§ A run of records
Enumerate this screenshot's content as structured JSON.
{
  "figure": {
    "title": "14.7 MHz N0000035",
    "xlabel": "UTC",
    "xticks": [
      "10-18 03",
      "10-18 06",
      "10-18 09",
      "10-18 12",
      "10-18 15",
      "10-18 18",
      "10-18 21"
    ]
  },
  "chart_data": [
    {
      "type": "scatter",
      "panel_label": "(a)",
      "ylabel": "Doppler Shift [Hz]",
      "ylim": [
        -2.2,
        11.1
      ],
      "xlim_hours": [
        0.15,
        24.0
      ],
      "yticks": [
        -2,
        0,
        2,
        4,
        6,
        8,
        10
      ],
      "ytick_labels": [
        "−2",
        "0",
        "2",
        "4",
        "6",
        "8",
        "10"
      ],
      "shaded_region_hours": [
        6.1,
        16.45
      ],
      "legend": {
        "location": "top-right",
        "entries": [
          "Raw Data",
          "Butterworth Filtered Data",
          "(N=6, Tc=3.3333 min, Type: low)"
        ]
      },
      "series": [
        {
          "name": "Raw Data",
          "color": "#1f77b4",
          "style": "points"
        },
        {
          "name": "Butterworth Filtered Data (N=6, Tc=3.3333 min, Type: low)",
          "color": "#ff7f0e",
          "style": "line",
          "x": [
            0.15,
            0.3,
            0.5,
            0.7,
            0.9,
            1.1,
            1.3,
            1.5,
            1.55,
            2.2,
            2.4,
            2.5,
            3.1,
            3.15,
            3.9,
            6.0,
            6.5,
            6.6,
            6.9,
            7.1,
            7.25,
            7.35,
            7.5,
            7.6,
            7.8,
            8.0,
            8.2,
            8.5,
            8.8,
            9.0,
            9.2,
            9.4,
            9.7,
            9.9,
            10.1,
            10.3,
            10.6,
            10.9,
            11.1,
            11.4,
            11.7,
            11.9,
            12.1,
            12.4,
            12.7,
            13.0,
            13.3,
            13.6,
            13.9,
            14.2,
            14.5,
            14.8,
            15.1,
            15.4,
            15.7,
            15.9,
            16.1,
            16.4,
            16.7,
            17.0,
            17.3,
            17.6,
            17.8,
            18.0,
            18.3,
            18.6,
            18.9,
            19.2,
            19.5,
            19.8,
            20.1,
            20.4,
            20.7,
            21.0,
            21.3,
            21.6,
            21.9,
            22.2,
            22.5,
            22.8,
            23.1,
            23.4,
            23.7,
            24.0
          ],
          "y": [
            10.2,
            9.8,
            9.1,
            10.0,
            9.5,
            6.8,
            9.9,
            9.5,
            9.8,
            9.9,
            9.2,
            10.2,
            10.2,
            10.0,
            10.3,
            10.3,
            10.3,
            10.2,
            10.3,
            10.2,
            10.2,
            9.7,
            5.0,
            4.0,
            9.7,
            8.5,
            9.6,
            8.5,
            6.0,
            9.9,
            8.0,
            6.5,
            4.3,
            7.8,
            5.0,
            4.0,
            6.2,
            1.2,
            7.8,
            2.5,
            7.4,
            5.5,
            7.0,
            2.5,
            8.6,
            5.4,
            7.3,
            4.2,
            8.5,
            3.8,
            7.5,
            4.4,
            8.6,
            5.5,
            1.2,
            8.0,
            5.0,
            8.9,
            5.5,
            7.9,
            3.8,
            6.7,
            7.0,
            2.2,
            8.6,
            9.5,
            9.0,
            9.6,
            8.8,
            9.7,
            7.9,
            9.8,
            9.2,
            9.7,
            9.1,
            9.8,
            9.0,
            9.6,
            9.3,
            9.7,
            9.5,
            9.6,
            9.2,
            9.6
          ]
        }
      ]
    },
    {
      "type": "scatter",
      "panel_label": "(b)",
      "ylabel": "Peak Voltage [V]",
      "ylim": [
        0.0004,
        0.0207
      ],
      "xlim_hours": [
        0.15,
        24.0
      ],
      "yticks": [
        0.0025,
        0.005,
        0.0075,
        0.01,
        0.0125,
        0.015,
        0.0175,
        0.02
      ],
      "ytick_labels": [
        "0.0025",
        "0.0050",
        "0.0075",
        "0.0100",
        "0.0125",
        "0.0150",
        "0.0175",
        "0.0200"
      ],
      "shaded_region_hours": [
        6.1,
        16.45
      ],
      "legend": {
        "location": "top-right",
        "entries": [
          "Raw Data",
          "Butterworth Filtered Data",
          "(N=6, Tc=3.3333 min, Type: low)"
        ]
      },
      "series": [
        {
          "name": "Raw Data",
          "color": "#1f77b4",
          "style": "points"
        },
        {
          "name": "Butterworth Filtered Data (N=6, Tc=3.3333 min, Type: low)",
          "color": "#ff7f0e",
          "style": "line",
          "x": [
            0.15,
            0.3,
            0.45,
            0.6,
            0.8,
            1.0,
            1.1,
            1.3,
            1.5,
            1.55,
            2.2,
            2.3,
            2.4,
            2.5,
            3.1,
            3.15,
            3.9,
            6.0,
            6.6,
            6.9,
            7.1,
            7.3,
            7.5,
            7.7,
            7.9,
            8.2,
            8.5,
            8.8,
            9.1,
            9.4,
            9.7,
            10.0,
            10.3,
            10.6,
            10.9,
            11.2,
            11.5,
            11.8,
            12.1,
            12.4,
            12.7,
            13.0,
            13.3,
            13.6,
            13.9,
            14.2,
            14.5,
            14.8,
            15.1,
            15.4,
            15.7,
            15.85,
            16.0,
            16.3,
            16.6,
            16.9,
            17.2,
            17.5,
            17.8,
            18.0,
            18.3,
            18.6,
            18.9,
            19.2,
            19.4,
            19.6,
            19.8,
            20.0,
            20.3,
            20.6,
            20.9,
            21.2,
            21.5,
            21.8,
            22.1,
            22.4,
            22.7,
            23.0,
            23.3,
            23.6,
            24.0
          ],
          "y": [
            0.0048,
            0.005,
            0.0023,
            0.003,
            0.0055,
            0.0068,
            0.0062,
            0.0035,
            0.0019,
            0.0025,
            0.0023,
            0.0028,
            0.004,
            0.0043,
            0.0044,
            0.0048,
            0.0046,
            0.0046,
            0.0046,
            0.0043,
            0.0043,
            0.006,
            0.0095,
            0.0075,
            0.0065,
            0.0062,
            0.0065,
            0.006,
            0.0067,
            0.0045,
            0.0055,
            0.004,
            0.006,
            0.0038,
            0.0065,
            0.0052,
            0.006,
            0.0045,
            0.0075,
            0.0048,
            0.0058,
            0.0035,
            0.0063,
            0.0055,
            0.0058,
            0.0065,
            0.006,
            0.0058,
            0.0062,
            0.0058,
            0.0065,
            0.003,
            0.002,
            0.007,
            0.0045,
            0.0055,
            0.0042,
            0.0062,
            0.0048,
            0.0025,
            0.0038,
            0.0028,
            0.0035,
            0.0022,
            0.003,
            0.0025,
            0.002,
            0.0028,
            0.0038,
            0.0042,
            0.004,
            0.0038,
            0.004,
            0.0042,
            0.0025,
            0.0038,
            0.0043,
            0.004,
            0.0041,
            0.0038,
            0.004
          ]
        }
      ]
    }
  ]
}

--

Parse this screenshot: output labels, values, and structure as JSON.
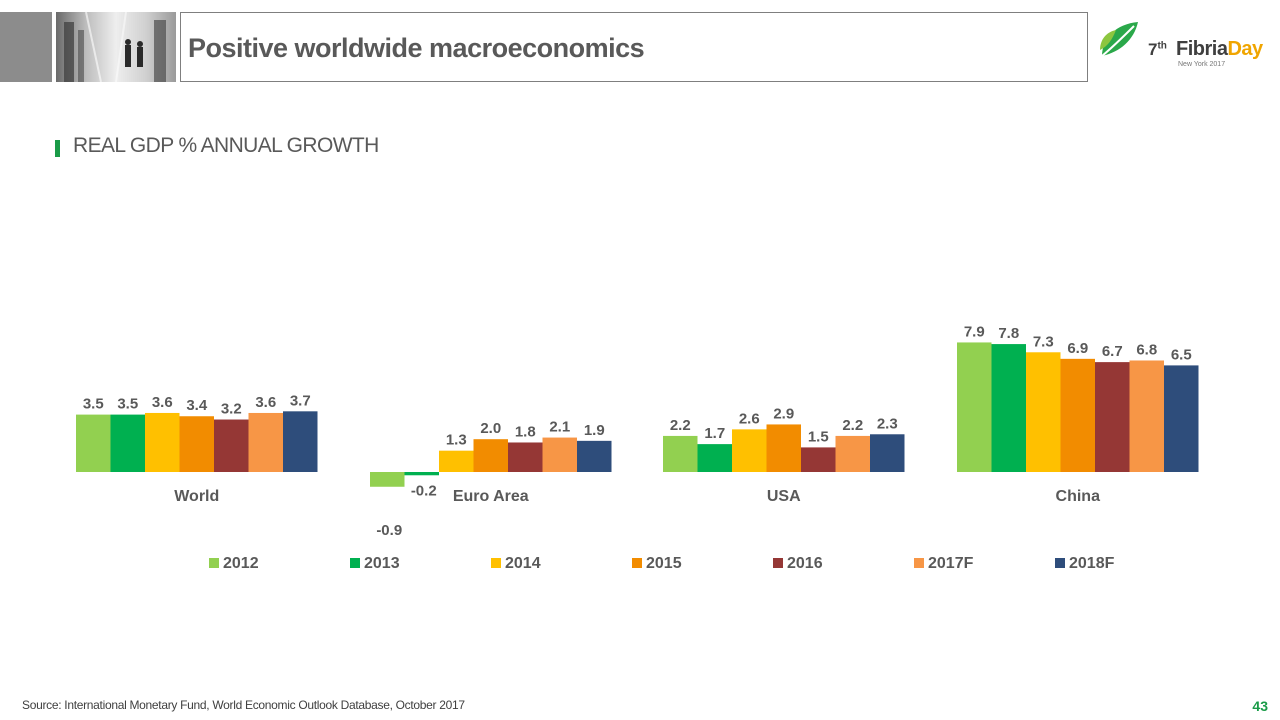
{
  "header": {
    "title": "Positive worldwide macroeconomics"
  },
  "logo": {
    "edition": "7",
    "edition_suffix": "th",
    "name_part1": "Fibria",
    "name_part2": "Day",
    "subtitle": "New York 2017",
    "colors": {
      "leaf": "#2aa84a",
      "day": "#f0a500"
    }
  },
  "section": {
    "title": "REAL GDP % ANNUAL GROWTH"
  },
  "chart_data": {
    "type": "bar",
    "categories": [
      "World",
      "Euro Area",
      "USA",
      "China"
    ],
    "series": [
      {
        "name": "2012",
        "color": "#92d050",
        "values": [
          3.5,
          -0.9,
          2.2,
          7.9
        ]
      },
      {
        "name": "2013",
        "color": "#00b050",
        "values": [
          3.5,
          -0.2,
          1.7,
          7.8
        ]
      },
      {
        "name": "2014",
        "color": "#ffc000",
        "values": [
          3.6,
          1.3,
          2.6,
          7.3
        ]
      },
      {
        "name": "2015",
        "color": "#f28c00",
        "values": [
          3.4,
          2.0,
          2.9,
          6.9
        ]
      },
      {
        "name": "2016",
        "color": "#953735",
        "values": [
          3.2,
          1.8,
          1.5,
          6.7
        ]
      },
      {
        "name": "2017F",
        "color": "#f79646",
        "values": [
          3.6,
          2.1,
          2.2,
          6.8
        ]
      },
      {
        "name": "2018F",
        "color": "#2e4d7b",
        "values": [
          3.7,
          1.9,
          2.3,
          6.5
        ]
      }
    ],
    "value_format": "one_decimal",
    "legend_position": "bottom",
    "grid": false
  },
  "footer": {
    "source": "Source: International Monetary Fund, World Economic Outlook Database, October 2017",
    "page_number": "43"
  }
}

§ Problem statement
How many lines in the records above contain the word "JSON"? Give only the number.

§ Solution
2